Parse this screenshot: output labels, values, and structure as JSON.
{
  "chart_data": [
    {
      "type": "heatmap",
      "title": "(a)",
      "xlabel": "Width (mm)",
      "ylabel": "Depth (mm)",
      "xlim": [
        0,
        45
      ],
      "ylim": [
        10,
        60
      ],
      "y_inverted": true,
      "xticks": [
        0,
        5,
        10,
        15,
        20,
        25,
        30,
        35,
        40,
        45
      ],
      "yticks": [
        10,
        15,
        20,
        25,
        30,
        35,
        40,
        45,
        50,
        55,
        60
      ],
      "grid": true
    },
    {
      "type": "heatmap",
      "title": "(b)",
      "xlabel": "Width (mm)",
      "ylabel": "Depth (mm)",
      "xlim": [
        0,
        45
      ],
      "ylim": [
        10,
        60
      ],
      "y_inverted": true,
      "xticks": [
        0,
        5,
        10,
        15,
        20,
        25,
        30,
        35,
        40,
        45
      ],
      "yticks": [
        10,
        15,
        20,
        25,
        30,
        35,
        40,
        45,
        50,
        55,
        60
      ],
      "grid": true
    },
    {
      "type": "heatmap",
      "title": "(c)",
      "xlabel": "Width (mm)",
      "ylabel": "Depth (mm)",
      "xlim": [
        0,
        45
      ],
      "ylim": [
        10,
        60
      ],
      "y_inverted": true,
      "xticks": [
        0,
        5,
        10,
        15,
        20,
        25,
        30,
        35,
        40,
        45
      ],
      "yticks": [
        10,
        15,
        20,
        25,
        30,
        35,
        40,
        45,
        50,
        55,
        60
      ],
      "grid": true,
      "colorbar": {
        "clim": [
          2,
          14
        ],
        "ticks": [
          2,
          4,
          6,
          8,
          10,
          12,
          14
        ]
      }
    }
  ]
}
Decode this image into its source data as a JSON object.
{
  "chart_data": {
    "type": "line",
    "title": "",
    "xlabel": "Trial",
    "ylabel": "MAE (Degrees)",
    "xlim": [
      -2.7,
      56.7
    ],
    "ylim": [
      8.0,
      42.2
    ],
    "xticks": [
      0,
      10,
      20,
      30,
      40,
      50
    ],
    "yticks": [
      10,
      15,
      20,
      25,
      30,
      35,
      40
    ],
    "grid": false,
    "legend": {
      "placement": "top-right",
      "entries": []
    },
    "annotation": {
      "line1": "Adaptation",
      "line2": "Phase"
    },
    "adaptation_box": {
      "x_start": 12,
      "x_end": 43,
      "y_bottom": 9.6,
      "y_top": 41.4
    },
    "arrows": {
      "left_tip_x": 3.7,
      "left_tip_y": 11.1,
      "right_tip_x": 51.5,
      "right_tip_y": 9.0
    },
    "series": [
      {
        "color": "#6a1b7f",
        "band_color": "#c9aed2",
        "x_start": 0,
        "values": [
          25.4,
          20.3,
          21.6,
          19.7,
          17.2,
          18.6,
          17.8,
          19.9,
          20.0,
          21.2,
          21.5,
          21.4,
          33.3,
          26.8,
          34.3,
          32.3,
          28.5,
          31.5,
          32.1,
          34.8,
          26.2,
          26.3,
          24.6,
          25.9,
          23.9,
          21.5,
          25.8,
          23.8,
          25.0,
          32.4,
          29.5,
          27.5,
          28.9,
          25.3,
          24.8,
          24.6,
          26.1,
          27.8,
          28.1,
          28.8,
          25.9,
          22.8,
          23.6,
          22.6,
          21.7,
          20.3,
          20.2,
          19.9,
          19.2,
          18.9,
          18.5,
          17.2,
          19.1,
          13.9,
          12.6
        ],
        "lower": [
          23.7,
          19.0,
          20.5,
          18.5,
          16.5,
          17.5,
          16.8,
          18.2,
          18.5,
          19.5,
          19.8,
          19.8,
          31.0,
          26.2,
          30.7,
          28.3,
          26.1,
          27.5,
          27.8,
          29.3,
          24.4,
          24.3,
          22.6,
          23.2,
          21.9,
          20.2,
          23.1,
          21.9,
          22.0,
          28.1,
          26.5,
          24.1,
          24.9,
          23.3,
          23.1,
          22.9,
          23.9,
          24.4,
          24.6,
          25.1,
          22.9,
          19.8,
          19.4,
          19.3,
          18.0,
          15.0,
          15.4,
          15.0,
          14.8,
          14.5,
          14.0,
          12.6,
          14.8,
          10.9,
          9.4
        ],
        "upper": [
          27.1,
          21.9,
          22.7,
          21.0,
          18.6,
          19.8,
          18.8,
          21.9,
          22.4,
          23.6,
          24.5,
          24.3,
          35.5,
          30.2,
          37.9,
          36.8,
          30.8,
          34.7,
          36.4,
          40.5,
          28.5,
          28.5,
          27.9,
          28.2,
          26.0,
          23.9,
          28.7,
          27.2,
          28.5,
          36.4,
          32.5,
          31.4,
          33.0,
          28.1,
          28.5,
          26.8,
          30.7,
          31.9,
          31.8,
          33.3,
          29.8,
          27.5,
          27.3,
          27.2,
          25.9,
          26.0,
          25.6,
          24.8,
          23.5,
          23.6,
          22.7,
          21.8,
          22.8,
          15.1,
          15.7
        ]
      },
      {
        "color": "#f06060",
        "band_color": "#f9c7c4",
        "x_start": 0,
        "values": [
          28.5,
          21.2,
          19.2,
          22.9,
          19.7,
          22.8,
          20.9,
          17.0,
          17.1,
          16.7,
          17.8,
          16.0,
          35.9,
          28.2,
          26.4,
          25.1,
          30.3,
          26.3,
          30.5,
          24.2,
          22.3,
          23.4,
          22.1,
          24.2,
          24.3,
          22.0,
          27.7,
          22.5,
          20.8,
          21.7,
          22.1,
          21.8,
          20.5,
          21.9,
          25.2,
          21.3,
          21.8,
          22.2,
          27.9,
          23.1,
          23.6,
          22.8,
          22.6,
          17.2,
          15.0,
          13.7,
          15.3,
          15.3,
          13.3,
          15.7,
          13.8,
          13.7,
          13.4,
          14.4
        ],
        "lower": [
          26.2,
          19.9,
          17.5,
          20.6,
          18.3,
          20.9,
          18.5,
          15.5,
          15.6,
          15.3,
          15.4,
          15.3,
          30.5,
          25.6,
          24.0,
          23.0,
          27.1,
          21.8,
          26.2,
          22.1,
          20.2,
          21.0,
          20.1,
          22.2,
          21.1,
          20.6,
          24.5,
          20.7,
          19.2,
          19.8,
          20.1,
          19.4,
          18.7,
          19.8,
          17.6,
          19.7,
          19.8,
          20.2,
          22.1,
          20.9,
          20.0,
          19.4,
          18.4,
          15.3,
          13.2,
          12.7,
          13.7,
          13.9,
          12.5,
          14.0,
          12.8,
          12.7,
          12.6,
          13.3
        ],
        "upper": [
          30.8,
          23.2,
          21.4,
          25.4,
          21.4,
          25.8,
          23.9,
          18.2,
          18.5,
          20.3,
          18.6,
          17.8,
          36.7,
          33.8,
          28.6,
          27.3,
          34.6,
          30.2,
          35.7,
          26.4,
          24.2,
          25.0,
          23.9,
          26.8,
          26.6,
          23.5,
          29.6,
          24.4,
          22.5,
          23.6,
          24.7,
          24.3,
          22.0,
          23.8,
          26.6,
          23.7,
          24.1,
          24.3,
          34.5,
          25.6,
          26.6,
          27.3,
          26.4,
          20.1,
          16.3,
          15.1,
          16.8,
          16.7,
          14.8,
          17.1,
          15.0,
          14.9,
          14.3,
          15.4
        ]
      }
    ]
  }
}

==================================================

▸ Work to be completed
Copy all lines in the listing above where the string "grid" appears.

▸ Exercise answer
      "grid": true
      "grid": true
      "grid": true,
    "grid": false,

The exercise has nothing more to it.